* _DOCUMENT TEXT_

Graham Warwick/WASHINGTON DC
A US bankruptcy-court judge will make a decision on 3 December between rival bids for Western Pacific Airlines.
Frontier Airlines, which called off plans to merge with WestPac earlier this year, has switched tack and is bidding to take over its bankrupt would-be partner. WestPac itself is supporting a rival offer from investment firm Smith Management.
Both offers are worth an initial $10 million - the sum required to meet overdue lease payments on WestPac's 18 Boeing 737s. Payment is required by 4 December, or lessors could start repossessing some or all of the aircraft.
Frontier has joined investment firm Wexford Management in its bid, which would involve the airline taking over WestPac's assets and absorbing ten aircraft into its fleet. The remaining aircraft would be sub-leased.
Frontier had earlier secured a $15 million loan from Wexford to lease additional 737-300s to help expand its main Denver hub and add to working capital. Part of that cash will finance the takeover bid, with $10 million earmarked to buy the leases on WestPac's aircraft.

* _ACTIVITY 1_
Answer these from the article on the bids for Western Pacific Airlines:
(a) On what date will the bankruptcy-court judge decide between the bids?
(b) How many Boeing 737s does WestPac operate?
(c) How large was the loan Frontier secured from Wexford?
* _ACTIVITY 2_
Extend the article on the bids for Western Pacific Airlines by writing what comes after its final sentence.
The lines that come after this article have no connection to it.

* _RECORD SET_

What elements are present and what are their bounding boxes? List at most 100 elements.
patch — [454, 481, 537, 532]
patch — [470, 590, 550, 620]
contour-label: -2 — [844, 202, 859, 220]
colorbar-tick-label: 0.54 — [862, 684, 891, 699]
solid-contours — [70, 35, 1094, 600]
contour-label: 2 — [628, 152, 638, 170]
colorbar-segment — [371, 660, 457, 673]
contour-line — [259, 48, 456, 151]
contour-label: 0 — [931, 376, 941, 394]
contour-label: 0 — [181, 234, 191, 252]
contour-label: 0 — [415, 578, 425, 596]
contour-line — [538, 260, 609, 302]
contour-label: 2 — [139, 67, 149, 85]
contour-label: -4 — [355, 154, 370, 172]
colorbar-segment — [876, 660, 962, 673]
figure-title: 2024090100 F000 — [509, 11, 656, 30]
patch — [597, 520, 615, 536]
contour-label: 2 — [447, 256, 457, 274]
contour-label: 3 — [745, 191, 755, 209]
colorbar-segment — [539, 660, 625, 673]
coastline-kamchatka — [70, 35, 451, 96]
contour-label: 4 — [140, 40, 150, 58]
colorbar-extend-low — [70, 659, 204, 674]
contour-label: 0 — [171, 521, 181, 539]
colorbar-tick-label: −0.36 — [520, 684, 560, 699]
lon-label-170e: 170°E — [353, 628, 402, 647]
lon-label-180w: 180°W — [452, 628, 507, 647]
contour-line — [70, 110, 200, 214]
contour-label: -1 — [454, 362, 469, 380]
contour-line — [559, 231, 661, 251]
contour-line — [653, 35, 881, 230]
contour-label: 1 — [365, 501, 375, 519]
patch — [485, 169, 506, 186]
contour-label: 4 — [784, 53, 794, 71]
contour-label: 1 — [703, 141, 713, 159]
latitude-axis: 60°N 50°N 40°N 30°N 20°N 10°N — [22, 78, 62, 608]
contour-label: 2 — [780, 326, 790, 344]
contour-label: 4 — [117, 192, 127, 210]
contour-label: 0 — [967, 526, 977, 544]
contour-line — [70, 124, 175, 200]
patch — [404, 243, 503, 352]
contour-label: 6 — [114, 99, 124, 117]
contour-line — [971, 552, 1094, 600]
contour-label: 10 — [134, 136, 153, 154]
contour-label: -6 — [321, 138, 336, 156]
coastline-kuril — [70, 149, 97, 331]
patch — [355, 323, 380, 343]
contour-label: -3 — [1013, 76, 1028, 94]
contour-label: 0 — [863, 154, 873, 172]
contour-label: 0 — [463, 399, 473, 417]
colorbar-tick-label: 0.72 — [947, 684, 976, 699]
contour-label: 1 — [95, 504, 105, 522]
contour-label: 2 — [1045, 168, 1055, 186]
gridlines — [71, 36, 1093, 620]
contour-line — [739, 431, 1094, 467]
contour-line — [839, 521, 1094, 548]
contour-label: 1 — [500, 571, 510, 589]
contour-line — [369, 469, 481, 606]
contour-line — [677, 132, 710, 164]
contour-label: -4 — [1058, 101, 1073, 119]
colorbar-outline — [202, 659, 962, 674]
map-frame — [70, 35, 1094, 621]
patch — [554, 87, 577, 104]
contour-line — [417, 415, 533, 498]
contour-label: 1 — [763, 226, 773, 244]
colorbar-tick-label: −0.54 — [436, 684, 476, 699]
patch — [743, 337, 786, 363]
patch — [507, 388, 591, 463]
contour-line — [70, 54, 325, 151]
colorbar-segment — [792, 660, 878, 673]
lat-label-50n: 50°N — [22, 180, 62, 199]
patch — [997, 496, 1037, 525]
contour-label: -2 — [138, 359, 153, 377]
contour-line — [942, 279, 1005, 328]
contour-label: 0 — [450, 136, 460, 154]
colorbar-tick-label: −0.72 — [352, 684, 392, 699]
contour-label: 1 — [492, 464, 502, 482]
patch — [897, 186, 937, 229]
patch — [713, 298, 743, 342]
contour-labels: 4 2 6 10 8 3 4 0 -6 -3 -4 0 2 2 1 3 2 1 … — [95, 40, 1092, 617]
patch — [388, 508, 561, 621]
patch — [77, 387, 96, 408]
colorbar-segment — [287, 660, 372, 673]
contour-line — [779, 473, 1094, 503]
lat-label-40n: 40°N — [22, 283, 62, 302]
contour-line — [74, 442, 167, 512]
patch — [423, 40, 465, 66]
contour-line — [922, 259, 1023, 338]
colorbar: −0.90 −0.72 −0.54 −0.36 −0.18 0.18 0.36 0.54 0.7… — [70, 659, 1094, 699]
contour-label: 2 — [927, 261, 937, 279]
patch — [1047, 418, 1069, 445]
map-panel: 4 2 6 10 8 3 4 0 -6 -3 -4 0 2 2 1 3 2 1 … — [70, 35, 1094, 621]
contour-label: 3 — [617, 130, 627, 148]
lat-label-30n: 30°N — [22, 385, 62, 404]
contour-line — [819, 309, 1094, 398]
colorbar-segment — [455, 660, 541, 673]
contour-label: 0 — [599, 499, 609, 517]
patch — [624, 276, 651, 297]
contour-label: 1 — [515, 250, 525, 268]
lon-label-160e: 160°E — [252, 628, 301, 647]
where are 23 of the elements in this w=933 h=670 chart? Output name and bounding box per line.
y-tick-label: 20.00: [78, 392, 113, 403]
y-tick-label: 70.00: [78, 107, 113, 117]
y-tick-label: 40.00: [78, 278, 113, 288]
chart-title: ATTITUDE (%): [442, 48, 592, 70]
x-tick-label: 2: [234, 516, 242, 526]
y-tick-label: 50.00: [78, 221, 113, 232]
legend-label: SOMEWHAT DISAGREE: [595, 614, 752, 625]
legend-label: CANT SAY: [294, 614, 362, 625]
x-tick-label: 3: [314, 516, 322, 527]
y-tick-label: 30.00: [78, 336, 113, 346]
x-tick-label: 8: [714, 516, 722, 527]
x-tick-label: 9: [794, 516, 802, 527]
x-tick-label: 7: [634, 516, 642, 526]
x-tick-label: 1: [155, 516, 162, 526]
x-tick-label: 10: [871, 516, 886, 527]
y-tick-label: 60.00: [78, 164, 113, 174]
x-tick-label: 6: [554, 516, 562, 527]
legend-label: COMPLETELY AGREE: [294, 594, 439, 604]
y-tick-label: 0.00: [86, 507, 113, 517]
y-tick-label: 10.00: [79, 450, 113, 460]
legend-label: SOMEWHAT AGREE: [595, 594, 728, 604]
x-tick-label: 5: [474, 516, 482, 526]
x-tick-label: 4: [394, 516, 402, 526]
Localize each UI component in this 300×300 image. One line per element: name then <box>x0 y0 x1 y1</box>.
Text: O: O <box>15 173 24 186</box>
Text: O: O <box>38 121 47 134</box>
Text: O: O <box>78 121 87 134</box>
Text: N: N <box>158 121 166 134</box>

* _TASK RESPONSE 1_
(a) 3 December
(b) 18
(c) $15 million

* _TASK RESPONSE 2_
Under the Smith bid, the investment firm would provide up to $50 million to bring WestPac out of Chapter 11 bankruptcy protection. WestPac was finally forced to file for bankruptcy on 6 October after Frontier bowed to mounting pressure to pull out of their merger.
Both bids have received support from WestPac's unsecured-creditors committee, which includes the airline's maintenance contractor, BFGoodrich, and fuel supplier Mercury Air Group. Under the Wexford bid, creditors would reportedly receive a 10% stake in the enlarged Frontier Airlines.
Wexford is entitled to take up to 3 million Frontier shares as part of the existing refinancing deal.